> _JOB_
Return the number of lines in which the word "challenges" appears; add nothing else.

> _DATA SECTION_
* * * * *

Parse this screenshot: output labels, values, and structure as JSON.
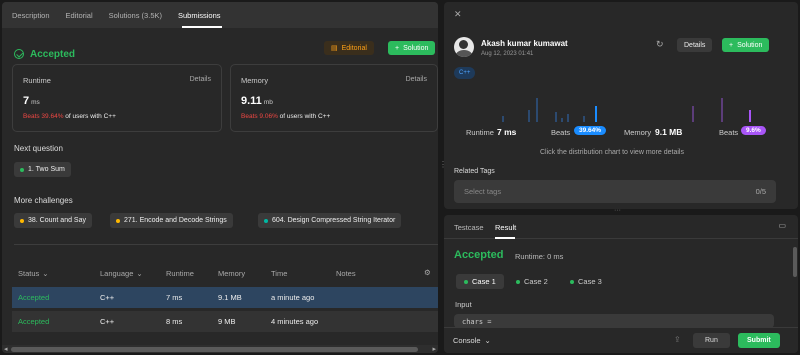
{
  "left": {
    "tabs": [
      "Description",
      "Editorial",
      "Solutions (3.5K)",
      "Submissions"
    ],
    "status": "Accepted",
    "editorial_label": "Editorial",
    "solution_label": "Solution",
    "runtime": {
      "label": "Runtime",
      "details": "Details",
      "value": "7",
      "unit": "ms",
      "beats_pct": "Beats 39.64%",
      "beats_text": "of users with C++"
    },
    "memory": {
      "label": "Memory",
      "details": "Details",
      "value": "9.11",
      "unit": "mb",
      "beats_pct": "Beats 9.06%",
      "beats_text": "of users with C++"
    },
    "next_question_title": "Next question",
    "next_question": "1. Two Sum",
    "more_challenges_title": "More challenges",
    "challenges": [
      "38. Count and Say",
      "271. Encode and Decode Strings",
      "604. Design Compressed String Iterator"
    ],
    "table": {
      "headers": [
        "Status",
        "Language",
        "Runtime",
        "Memory",
        "Time",
        "Notes"
      ],
      "rows": [
        {
          "status": "Accepted",
          "language": "C++",
          "runtime": "7 ms",
          "memory": "9.1 MB",
          "time": "a minute ago"
        },
        {
          "status": "Accepted",
          "language": "C++",
          "runtime": "8 ms",
          "memory": "9 MB",
          "time": "4 minutes ago"
        }
      ]
    }
  },
  "right_top": {
    "close": "✕",
    "user_name": "Akash kumar kumawat",
    "date": "Aug 12, 2023 01:41",
    "details_label": "Details",
    "solution_label": "Solution",
    "lang_tag": "C++",
    "runtime_label": "Runtime",
    "runtime_value": "7 ms",
    "beats_label": "Beats",
    "runtime_beats": "39.64%",
    "memory_label": "Memory",
    "memory_value": "9.1 MB",
    "memory_beats": "9.6%",
    "chart_hint": "Click the distribution chart to view more details",
    "related_tags": "Related Tags",
    "select_tags_placeholder": "Select tags",
    "tags_count": "0/5"
  },
  "right_bottom": {
    "tabs": [
      "Testcase",
      "Result"
    ],
    "status": "Accepted",
    "runtime": "Runtime: 0 ms",
    "cases": [
      "Case 1",
      "Case 2",
      "Case 3"
    ],
    "input_label": "Input",
    "input_value": "chars =",
    "console_label": "Console",
    "run_label": "Run",
    "submit_label": "Submit"
  },
  "colors": {
    "accent_green": "#2cbb5d",
    "orange": "#ffa116",
    "blue_pill": "#1a8cff",
    "purple_pill": "#a855f7",
    "red": "#ef4743"
  }
}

* * * * *

> _FULL RESPONSE_
2